◆ **Records shown**

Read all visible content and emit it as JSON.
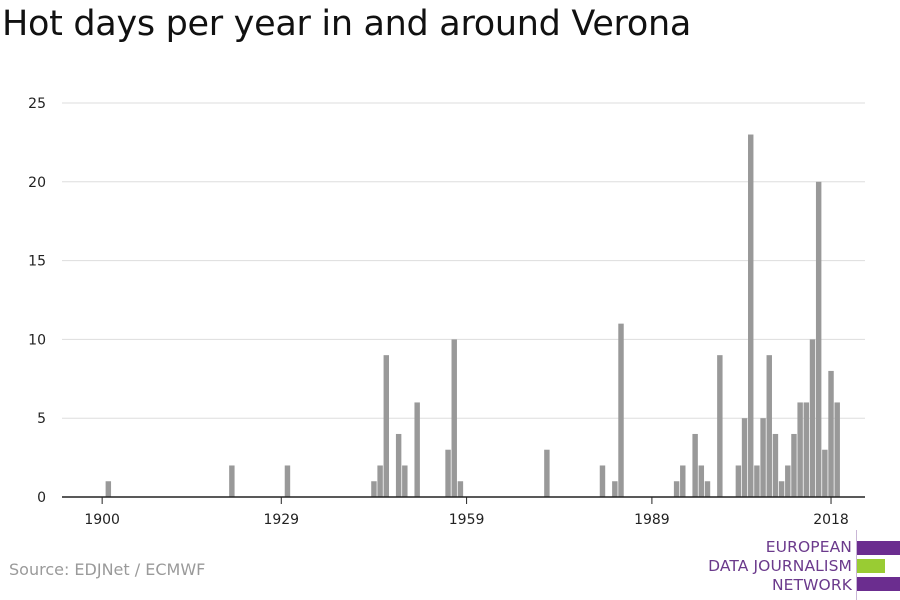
{
  "chart_data": {
    "type": "bar",
    "title": "Hot days per year in and around Verona",
    "xlabel": "",
    "ylabel": "",
    "xlim": [
      1893.5,
      2023.5
    ],
    "ylim": [
      0,
      25
    ],
    "yticks": [
      0,
      5,
      10,
      15,
      20,
      25
    ],
    "xticks": [
      1900,
      1929,
      1959,
      1989,
      2018
    ],
    "grid": true,
    "bar_color": "#999999",
    "series": [
      {
        "x": [
          1901,
          1921,
          1930,
          1944,
          1945,
          1946,
          1948,
          1949,
          1951,
          1956,
          1957,
          1958,
          1972,
          1981,
          1983,
          1984,
          1993,
          1994,
          1996,
          1997,
          1998,
          2000,
          2003,
          2004,
          2005,
          2006,
          2007,
          2008,
          2009,
          2010,
          2011,
          2012,
          2013,
          2014,
          2015,
          2016,
          2017,
          2018
        ],
        "values": [
          1,
          2,
          2,
          1,
          2,
          9,
          4,
          2,
          6,
          3,
          10,
          1,
          3,
          2,
          1,
          11,
          1,
          2,
          4,
          2,
          1,
          9,
          2,
          5,
          23,
          2,
          5,
          9,
          4,
          1,
          2,
          4,
          6,
          6,
          10,
          20,
          3,
          8
        ]
      }
    ],
    "extra_bars": [
      {
        "x": 2019,
        "value": 6
      }
    ]
  },
  "source": "Source: EDJNet / ECMWF",
  "logo": {
    "line1": "EUROPEAN",
    "line2": "DATA JOURNALISM",
    "line3": "NETWORK",
    "purple": "#6b2d8f",
    "green": "#99cc33"
  }
}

◆ **Stated task**
Omit all pictures while transcribing the entries verbatim.

◆ **Solution**
Read all visible content and emit it as JSON.
{
  "chart_data": {
    "type": "bar",
    "title": "Hot days per year in and around Verona",
    "xlabel": "",
    "ylabel": "",
    "xlim": [
      1893.5,
      2023.5
    ],
    "ylim": [
      0,
      25
    ],
    "yticks": [
      0,
      5,
      10,
      15,
      20,
      25
    ],
    "xticks": [
      1900,
      1929,
      1959,
      1989,
      2018
    ],
    "grid": true,
    "bar_color": "#999999",
    "series": [
      {
        "x": [
          1901,
          1921,
          1930,
          1944,
          1945,
          1946,
          1948,
          1949,
          1951,
          1956,
          1957,
          1958,
          1972,
          1981,
          1983,
          1984,
          1993,
          1994,
          1996,
          1997,
          1998,
          2000,
          2003,
          2004,
          2005,
          2006,
          2007,
          2008,
          2009,
          2010,
          2011,
          2012,
          2013,
          2014,
          2015,
          2016,
          2017,
          2018
        ],
        "values": [
          1,
          2,
          2,
          1,
          2,
          9,
          4,
          2,
          6,
          3,
          10,
          1,
          3,
          2,
          1,
          11,
          1,
          2,
          4,
          2,
          1,
          9,
          2,
          5,
          23,
          2,
          5,
          9,
          4,
          1,
          2,
          4,
          6,
          6,
          10,
          20,
          3,
          8
        ]
      }
    ],
    "extra_bars": [
      {
        "x": 2019,
        "value": 6
      }
    ]
  },
  "source": "Source: EDJNet / ECMWF",
  "logo": {
    "line1": "EUROPEAN",
    "line2": "DATA JOURNALISM",
    "line3": "NETWORK",
    "purple": "#6b2d8f",
    "green": "#99cc33"
  }
}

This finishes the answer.